[Task to complete]:
Leave out the pictures and transcribe everything else exactly.

— START OF Recorded information —

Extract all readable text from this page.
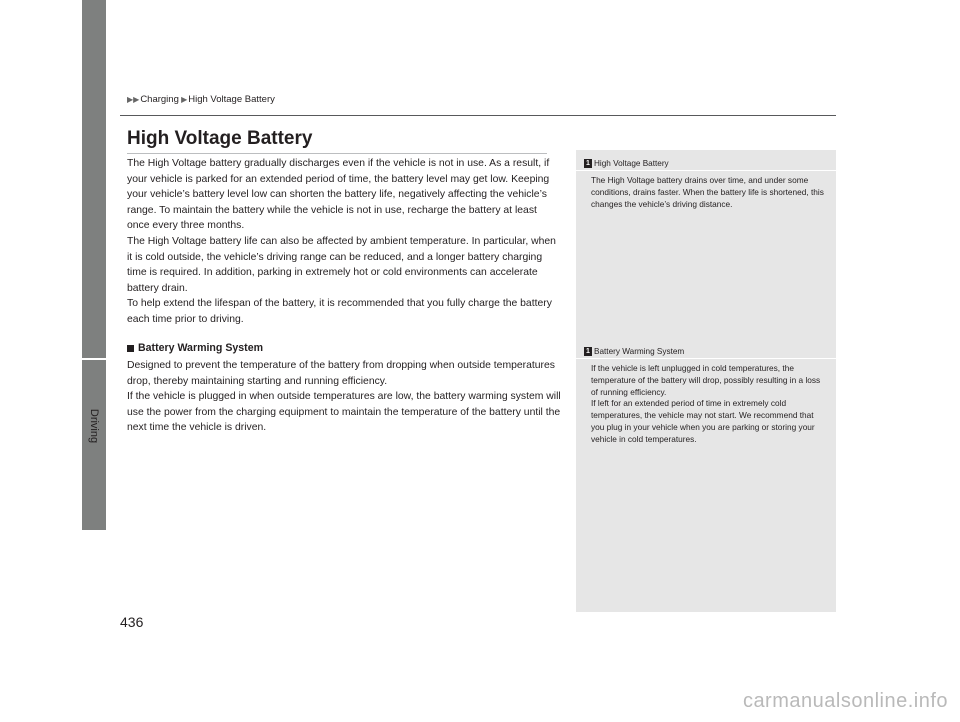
Driving
▶▶ Charging ▶ High Voltage Battery
High Voltage Battery

The High Voltage battery gradually discharges even if the vehicle is not in use. As a result, if your vehicle is parked for an extended period of time, the battery level may get low. Keeping your vehicle’s battery level low can shorten the battery life, negatively affecting the vehicle’s range. To maintain the battery while the vehicle is not in use, recharge the battery at least once every three months.

The High Voltage battery life can also be affected by ambient temperature. In particular, when it is cold outside, the vehicle’s driving range can be reduced, and a longer battery charging time is required. In addition, parking in extremely hot or cold environments can accelerate battery drain.

To help extend the lifespan of the battery, it is recommended that you fully charge the battery each time prior to driving.

Battery Warming System

Designed to prevent the temperature of the battery from dropping when outside temperatures drop, thereby maintaining starting and running efficiency.

If the vehicle is plugged in when outside temperatures are low, the battery warming system will use the power from the charging equipment to maintain the temperature of the battery until the next time the vehicle is driven.

1 High Voltage Battery

The High Voltage battery drains over time, and under some conditions, drains faster. When the battery life is shortened, this changes the vehicle’s driving distance.

1 Battery Warming System

If the vehicle is left unplugged in cold temperatures, the temperature of the battery will drop, possibly resulting in a loss of running efficiency.

If left for an extended period of time in extremely cold temperatures, the vehicle may not start. We recommend that you plug in your vehicle when you are parking or storing your vehicle in cold temperatures.

436
carmanualsonline.info
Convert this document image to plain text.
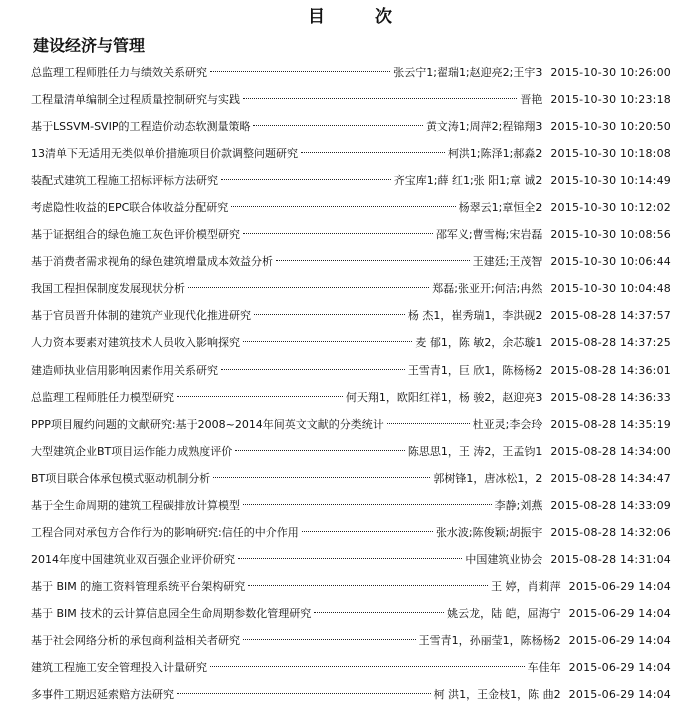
目 次
建设经济与管理
总监理工程师胜任力与绩效关系研究	张云宁1;翟瑞1;赵迎亮2;王宇3 2015-10-30 10:26:00
工程量清单编制全过程质量控制研究与实践	晋艳 2015-10-30 10:23:18
基于LSSVM-SVIP的工程造价动态软测量策略	黄文涛1;周萍2;程锦翔3 2015-10-30 10:20:50
13清单下无适用无类似单价措施项目价款调整问题研究	柯洪1;陈泽1;郝淼2 2015-10-30 10:18:08
装配式建筑工程施工招标评标方法研究	齐宝库1;薛 红1;张 阳1;章 诚2 2015-10-30 10:14:49
考虑隐性收益的EPC联合体收益分配研究	杨翠云1;章恒全2 2015-10-30 10:12:02
基于证据组合的绿色施工灰色评价模型研究	邵军义;曹雪梅;宋岩磊 2015-10-30 10:08:56
基于消费者需求视角的绿色建筑增量成本效益分析	王建廷;王茂智 2015-10-30 10:06:44
我国工程担保制度发展现状分析	郑磊;张亚开;何洁;冉然 2015-10-30 10:04:48
基于官员晋升体制的建筑产业现代化推进研究	杨 杰1，崔秀瑞1，李洪砚2 2015-08-28 14:37:57
人力资本要素对建筑技术人员收入影响探究	麦 郁1，陈 敏2，余芯璇1 2015-08-28 14:37:25
建造师执业信用影响因素作用关系研究	王雪青1，巨 欣1，陈杨杨2 2015-08-28 14:36:01
总监理工程师胜任力模型研究	何天翔1，欧阳红祥1，杨 骏2，赵迎亮3 2015-08-28 14:36:33
PPP项目履约问题的文献研究:基于2008~2014年间英文文献的分类统计	杜亚灵;李会玲 2015-08-28 14:35:19
大型建筑企业BT项目运作能力成熟度评价	陈思思1，王 涛2，王孟钧1 2015-08-28 14:34:00
BT项目联合体承包模式驱动机制分析	郭树锋1，唐冰松1，2 2015-08-28 14:34:47
基于全生命周期的建筑工程碳排放计算模型	李静;刘燕 2015-08-28 14:33:09
工程合同对承包方合作行为的影响研究:信任的中介作用	张水波;陈俊颖;胡振宇 2015-08-28 14:32:06
2014年度中国建筑业双百强企业评价研究	中国建筑业协会 2015-08-28 14:31:04
基于 BIM 的施工资料管理系统平台架构研究	王 婷，肖莉萍 2015-06-29 14:04
基于 BIM 技术的云计算信息园全生命周期参数化管理研究	姚云龙，陆 皑，屈海宁 2015-06-29 14:04
基于社会网络分析的承包商利益相关者研究	王雪青1，孙丽莹1，陈杨杨2 2015-06-29 14:04
建筑工程施工安全管理投入计量研究	车佳年 2015-06-29 14:04
多事件工期迟延索赔方法研究	柯 洪1，王金枝1，陈 曲2 2015-06-29 14:04
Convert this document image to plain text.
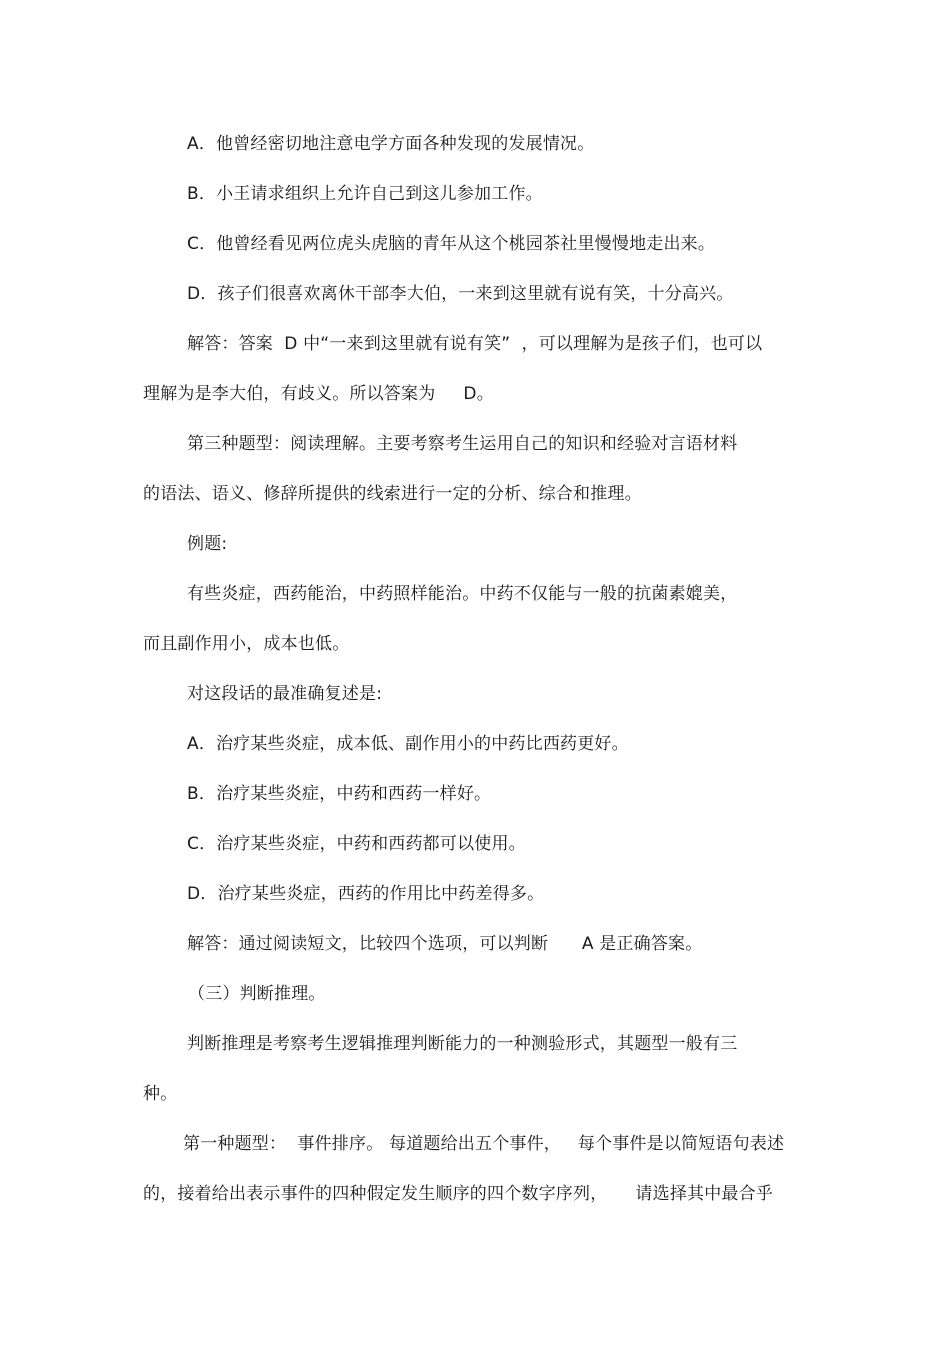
A．他曾经密切地注意电学方面各种发现的发展情况。
B．小王请求组织上允许自己到这儿参加工作。
C．他曾经看见两位虎头虎脑的青年从这个桃园茶社里慢慢地走出来。
D．孩子们很喜欢离休干部李大伯，一来到这里就有说有笑，十分高兴。
解答：答案  D 中“一来到这里就有说有笑”  ，可以理解为是孩子们，也可以
理解为是李大伯，有歧义。所以答案为     D。
第三种题型：阅读理解。主要考察考生运用自己的知识和经验对言语材料
的语法、语义、修辞所提供的线索进行一定的分析、综合和推理。
例题:
有些炎症，西药能治，中药照样能治。中药不仅能与一般的抗菌素媲美，
而且副作用小，成本也低。
对这段话的最准确复述是:
A．治疗某些炎症，成本低、副作用小的中药比西药更好。
B．治疗某些炎症，中药和西药一样好。
C．治疗某些炎症，中药和西药都可以使用。
D．治疗某些炎症，西药的作用比中药差得多。
解答：通过阅读短文，比较四个选项，可以判断      A 是正确答案。
（三）判断推理。
判断推理是考察考生逻辑推理判断能力的一种测验形式，其题型一般有三
种。
第一种题型：  事件排序。 每道题给出五个事件，   每个事件是以简短语句表述
的，接着给出表示事件的四种假定发生顺序的四个数字序列，     请选择其中最合乎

— END OF Recorded information —

[The result]:
Extract all readable text from this page.
Driving
▶▶ Charging ▶ High Voltage Battery
High Voltage Battery

The High Voltage battery gradually discharges even if the vehicle is not in use. As a result, if your vehicle is parked for an extended period of time, the battery level may get low. Keeping your vehicle’s battery level low can shorten the battery life, negatively affecting the vehicle’s range. To maintain the battery while the vehicle is not in use, recharge the battery at least once every three months.

The High Voltage battery life can also be affected by ambient temperature. In particular, when it is cold outside, the vehicle’s driving range can be reduced, and a longer battery charging time is required. In addition, parking in extremely hot or cold environments can accelerate battery drain.

To help extend the lifespan of the battery, it is recommended that you fully charge the battery each time prior to driving.

Battery Warming System

Designed to prevent the temperature of the battery from dropping when outside temperatures drop, thereby maintaining starting and running efficiency.

If the vehicle is plugged in when outside temperatures are low, the battery warming system will use the power from the charging equipment to maintain the temperature of the battery until the next time the vehicle is driven.

1 High Voltage Battery

The High Voltage battery drains over time, and under some conditions, drains faster. When the battery life is shortened, this changes the vehicle’s driving distance.

1 Battery Warming System

If the vehicle is left unplugged in cold temperatures, the temperature of the battery will drop, possibly resulting in a loss of running efficiency.

If left for an extended period of time in extremely cold temperatures, the vehicle may not start. We recommend that you plug in your vehicle when you are parking or storing your vehicle in cold temperatures.

436
carmanualsonline.info
Convert this document image to plain text.
目 次
建设经济与管理
总监理工程师胜任力与绩效关系研究	张云宁1;翟瑞1;赵迎亮2;王宇3 2015-10-30 10:26:00
工程量清单编制全过程质量控制研究与实践	晋艳 2015-10-30 10:23:18
基于LSSVM-SVIP的工程造价动态软测量策略	黄文涛1;周萍2;程锦翔3 2015-10-30 10:20:50
13清单下无适用无类似单价措施项目价款调整问题研究	柯洪1;陈泽1;郝淼2 2015-10-30 10:18:08
装配式建筑工程施工招标评标方法研究	齐宝库1;薛 红1;张 阳1;章 诚2 2015-10-30 10:14:49
考虑隐性收益的EPC联合体收益分配研究	杨翠云1;章恒全2 2015-10-30 10:12:02
基于证据组合的绿色施工灰色评价模型研究	邵军义;曹雪梅;宋岩磊 2015-10-30 10:08:56
基于消费者需求视角的绿色建筑增量成本效益分析	王建廷;王茂智 2015-10-30 10:06:44
我国工程担保制度发展现状分析	郑磊;张亚开;何洁;冉然 2015-10-30 10:04:48
基于官员晋升体制的建筑产业现代化推进研究	杨 杰1，崔秀瑞1，李洪砚2 2015-08-28 14:37:57
人力资本要素对建筑技术人员收入影响探究	麦 郁1，陈 敏2，余芯璇1 2015-08-28 14:37:25
建造师执业信用影响因素作用关系研究	王雪青1，巨 欣1，陈杨杨2 2015-08-28 14:36:01
总监理工程师胜任力模型研究	何天翔1，欧阳红祥1，杨 骏2，赵迎亮3 2015-08-28 14:36:33
PPP项目履约问题的文献研究:基于2008~2014年间英文文献的分类统计	杜亚灵;李会玲 2015-08-28 14:35:19
大型建筑企业BT项目运作能力成熟度评价	陈思思1，王 涛2，王孟钧1 2015-08-28 14:34:00
BT项目联合体承包模式驱动机制分析	郭树锋1，唐冰松1，2 2015-08-28 14:34:47
基于全生命周期的建筑工程碳排放计算模型	李静;刘燕 2015-08-28 14:33:09
工程合同对承包方合作行为的影响研究:信任的中介作用	张水波;陈俊颖;胡振宇 2015-08-28 14:32:06
2014年度中国建筑业双百强企业评价研究	中国建筑业协会 2015-08-28 14:31:04
基于 BIM 的施工资料管理系统平台架构研究	王 婷，肖莉萍 2015-06-29 14:04
基于 BIM 技术的云计算信息园全生命周期参数化管理研究	姚云龙，陆 皑，屈海宁 2015-06-29 14:04
基于社会网络分析的承包商利益相关者研究	王雪青1，孙丽莹1，陈杨杨2 2015-06-29 14:04
建筑工程施工安全管理投入计量研究	车佳年 2015-06-29 14:04
多事件工期迟延索赔方法研究	柯 洪1，王金枝1，陈 曲2 2015-06-29 14:04
Convert this document image to plain text.
A．他曾经密切地注意电学方面各种发现的发展情况。
B．小王请求组织上允许自己到这儿参加工作。
C．他曾经看见两位虎头虎脑的青年从这个桃园茶社里慢慢地走出来。
D．孩子们很喜欢离休干部李大伯，一来到这里就有说有笑，十分高兴。
解答：答案  D 中“一来到这里就有说有笑”  ，可以理解为是孩子们，也可以
理解为是李大伯，有歧义。所以答案为     D。
第三种题型：阅读理解。主要考察考生运用自己的知识和经验对言语材料
的语法、语义、修辞所提供的线索进行一定的分析、综合和推理。
例题:
有些炎症，西药能治，中药照样能治。中药不仅能与一般的抗菌素媲美，
而且副作用小，成本也低。
对这段话的最准确复述是:
A．治疗某些炎症，成本低、副作用小的中药比西药更好。
B．治疗某些炎症，中药和西药一样好。
C．治疗某些炎症，中药和西药都可以使用。
D．治疗某些炎症，西药的作用比中药差得多。
解答：通过阅读短文，比较四个选项，可以判断      A 是正确答案。
（三）判断推理。
判断推理是考察考生逻辑推理判断能力的一种测验形式，其题型一般有三
种。
第一种题型：  事件排序。 每道题给出五个事件，   每个事件是以简短语句表述
的，接着给出表示事件的四种假定发生顺序的四个数字序列，     请选择其中最合乎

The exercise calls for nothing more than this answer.